**Exercise materials**

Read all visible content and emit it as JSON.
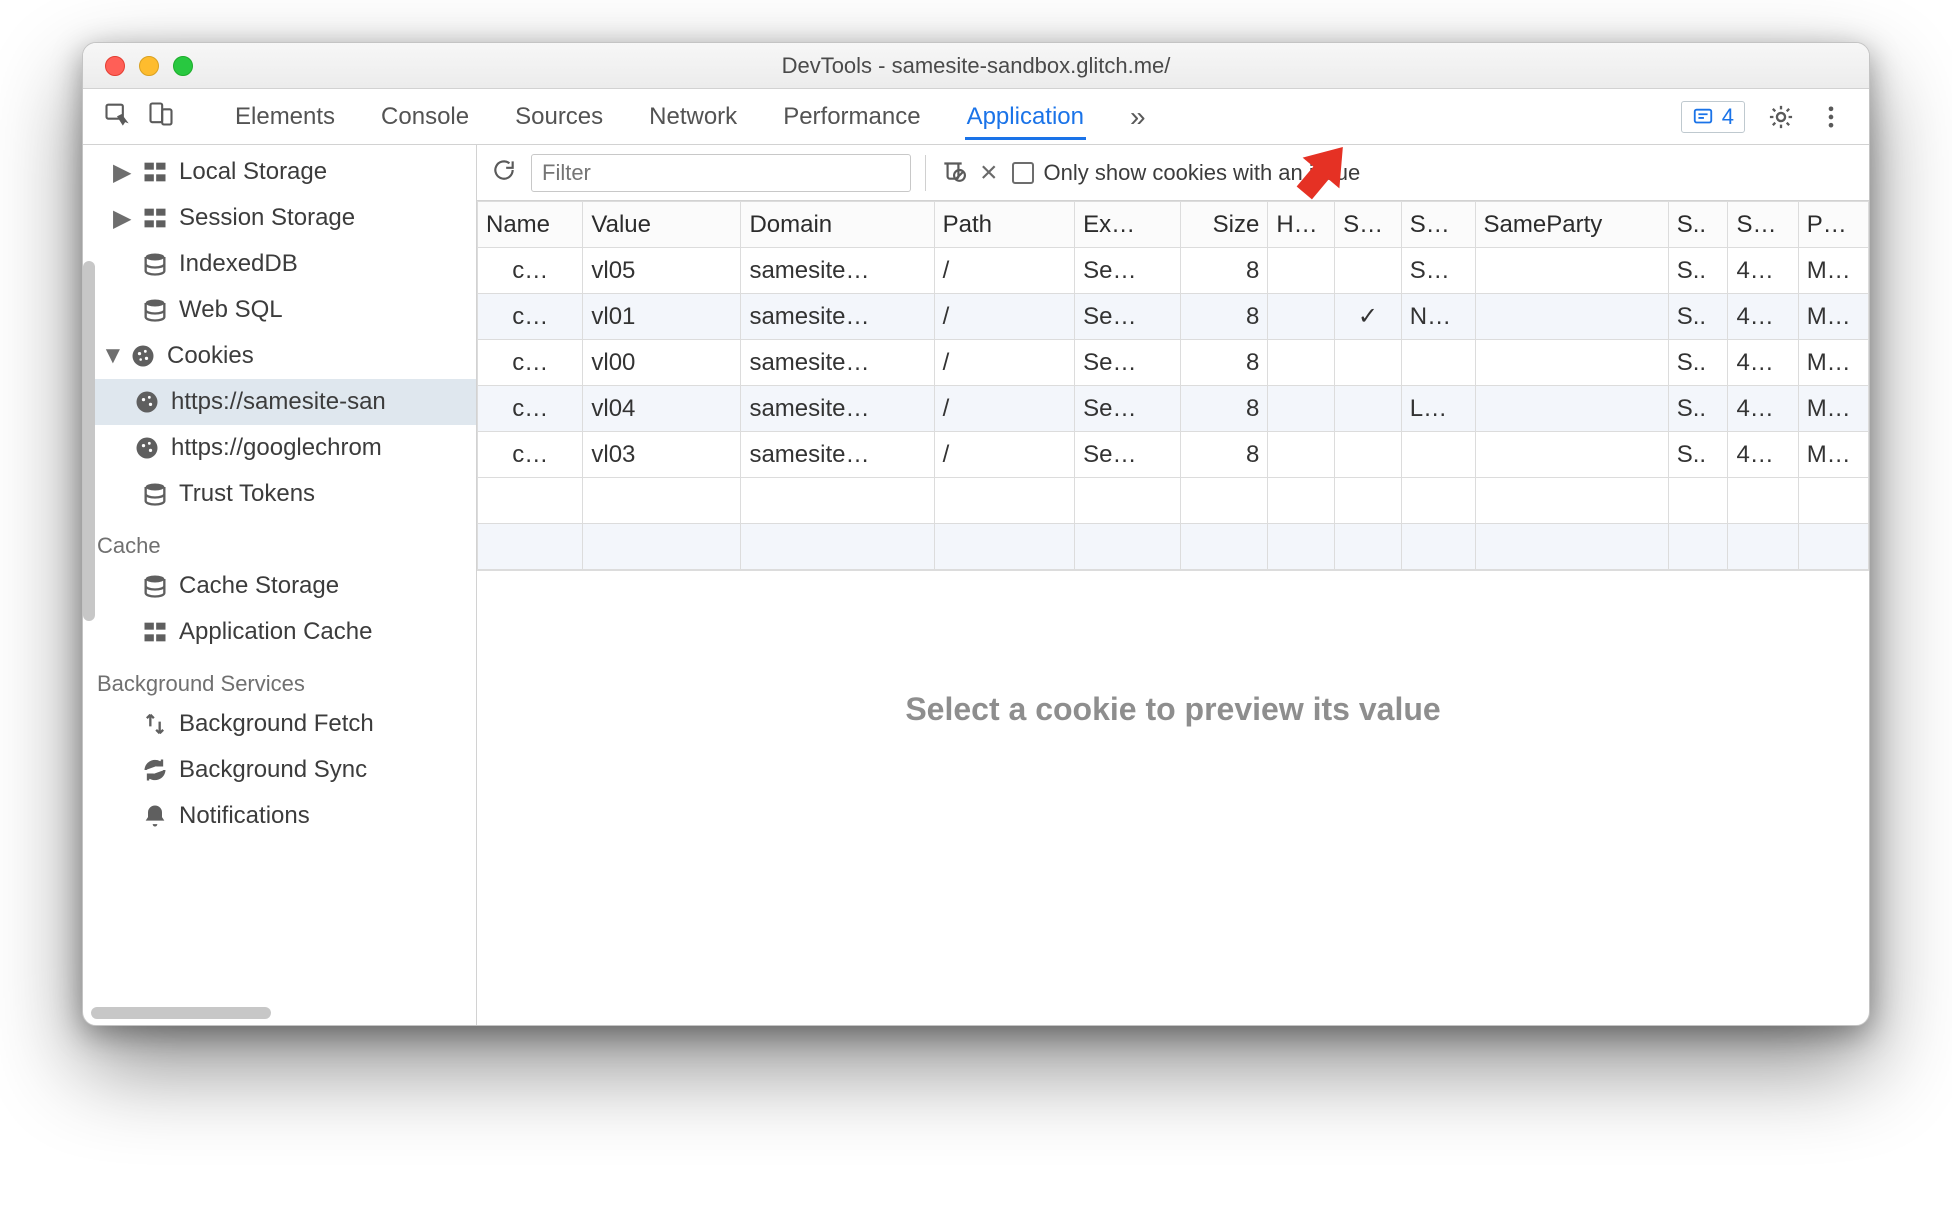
{
  "window_title": "DevTools - samesite-sandbox.glitch.me/",
  "tabs": [
    "Elements",
    "Console",
    "Sources",
    "Network",
    "Performance",
    "Application"
  ],
  "active_tab": "Application",
  "issue_count": "4",
  "filter": {
    "placeholder": "Filter"
  },
  "only_issues_label": "Only show cookies with an issue",
  "sidebar": {
    "items": [
      {
        "label": "Local Storage",
        "icon": "grid"
      },
      {
        "label": "Session Storage",
        "icon": "grid"
      },
      {
        "label": "IndexedDB",
        "icon": "db"
      },
      {
        "label": "Web SQL",
        "icon": "db"
      }
    ],
    "cookies_label": "Cookies",
    "cookie_origins": [
      "https://samesite-san",
      "https://googlechrom"
    ],
    "trust_tokens": "Trust Tokens",
    "cache_section": "Cache",
    "cache_items": [
      "Cache Storage",
      "Application Cache"
    ],
    "bg_section": "Background Services",
    "bg_items": [
      "Background Fetch",
      "Background Sync",
      "Notifications"
    ]
  },
  "columns": [
    "Name",
    "Value",
    "Domain",
    "Path",
    "Ex…",
    "Size",
    "H…",
    "S…",
    "S…",
    "SameParty",
    "S..",
    "S…",
    "P…"
  ],
  "rows": [
    {
      "name": "c…",
      "value": "vl05",
      "domain": "samesite…",
      "path": "/",
      "exp": "Se…",
      "size": "8",
      "h": "",
      "sec": "",
      "ss": "S…",
      "sp": "",
      "x1": "S..",
      "x2": "4…",
      "pr": "M…"
    },
    {
      "name": "c…",
      "value": "vl01",
      "domain": "samesite…",
      "path": "/",
      "exp": "Se…",
      "size": "8",
      "h": "",
      "sec": "✓",
      "ss": "N…",
      "sp": "",
      "x1": "S..",
      "x2": "4…",
      "pr": "M…"
    },
    {
      "name": "c…",
      "value": "vl00",
      "domain": "samesite…",
      "path": "/",
      "exp": "Se…",
      "size": "8",
      "h": "",
      "sec": "",
      "ss": "",
      "sp": "",
      "x1": "S..",
      "x2": "4…",
      "pr": "M…"
    },
    {
      "name": "c…",
      "value": "vl04",
      "domain": "samesite…",
      "path": "/",
      "exp": "Se…",
      "size": "8",
      "h": "",
      "sec": "",
      "ss": "L…",
      "sp": "",
      "x1": "S..",
      "x2": "4…",
      "pr": "M…"
    },
    {
      "name": "c…",
      "value": "vl03",
      "domain": "samesite…",
      "path": "/",
      "exp": "Se…",
      "size": "8",
      "h": "",
      "sec": "",
      "ss": "",
      "sp": "",
      "x1": "S..",
      "x2": "4…",
      "pr": "M…"
    }
  ],
  "preview_text": "Select a cookie to preview its value"
}
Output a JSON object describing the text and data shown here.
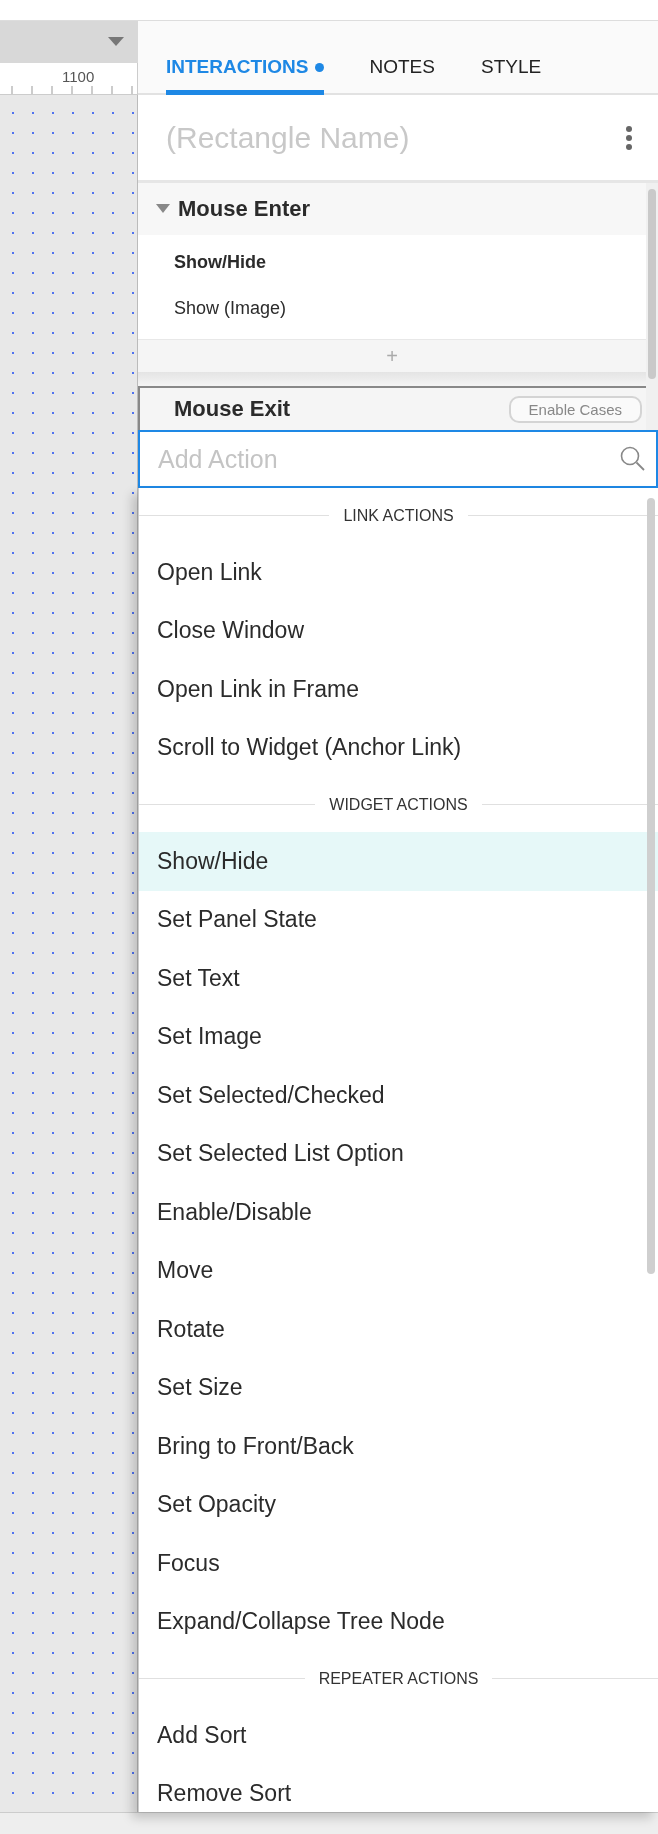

**Task to carry out**
Restate the whole listing above exactly, except for its images.

**Result of the exercise**
Read all visible content and emit it as JSON.
{
  "window_title": "DevTools - samesite-sandbox.glitch.me/",
  "tabs": [
    "Elements",
    "Console",
    "Sources",
    "Network",
    "Performance",
    "Application"
  ],
  "active_tab": "Application",
  "issue_count": "4",
  "filter": {
    "placeholder": "Filter"
  },
  "only_issues_label": "Only show cookies with an issue",
  "sidebar": {
    "items": [
      {
        "label": "Local Storage",
        "icon": "grid"
      },
      {
        "label": "Session Storage",
        "icon": "grid"
      },
      {
        "label": "IndexedDB",
        "icon": "db"
      },
      {
        "label": "Web SQL",
        "icon": "db"
      }
    ],
    "cookies_label": "Cookies",
    "cookie_origins": [
      "https://samesite-san",
      "https://googlechrom"
    ],
    "trust_tokens": "Trust Tokens",
    "cache_section": "Cache",
    "cache_items": [
      "Cache Storage",
      "Application Cache"
    ],
    "bg_section": "Background Services",
    "bg_items": [
      "Background Fetch",
      "Background Sync",
      "Notifications"
    ]
  },
  "columns": [
    "Name",
    "Value",
    "Domain",
    "Path",
    "Ex…",
    "Size",
    "H…",
    "S…",
    "S…",
    "SameParty",
    "S..",
    "S…",
    "P…"
  ],
  "rows": [
    {
      "name": "c…",
      "value": "vl05",
      "domain": "samesite…",
      "path": "/",
      "exp": "Se…",
      "size": "8",
      "h": "",
      "sec": "",
      "ss": "S…",
      "sp": "",
      "x1": "S..",
      "x2": "4…",
      "pr": "M…"
    },
    {
      "name": "c…",
      "value": "vl01",
      "domain": "samesite…",
      "path": "/",
      "exp": "Se…",
      "size": "8",
      "h": "",
      "sec": "✓",
      "ss": "N…",
      "sp": "",
      "x1": "S..",
      "x2": "4…",
      "pr": "M…"
    },
    {
      "name": "c…",
      "value": "vl00",
      "domain": "samesite…",
      "path": "/",
      "exp": "Se…",
      "size": "8",
      "h": "",
      "sec": "",
      "ss": "",
      "sp": "",
      "x1": "S..",
      "x2": "4…",
      "pr": "M…"
    },
    {
      "name": "c…",
      "value": "vl04",
      "domain": "samesite…",
      "path": "/",
      "exp": "Se…",
      "size": "8",
      "h": "",
      "sec": "",
      "ss": "L…",
      "sp": "",
      "x1": "S..",
      "x2": "4…",
      "pr": "M…"
    },
    {
      "name": "c…",
      "value": "vl03",
      "domain": "samesite…",
      "path": "/",
      "exp": "Se…",
      "size": "8",
      "h": "",
      "sec": "",
      "ss": "",
      "sp": "",
      "x1": "S..",
      "x2": "4…",
      "pr": "M…"
    }
  ],
  "preview_text": "Select a cookie to preview its value"
}
Output a JSON object describing the text and data shown here.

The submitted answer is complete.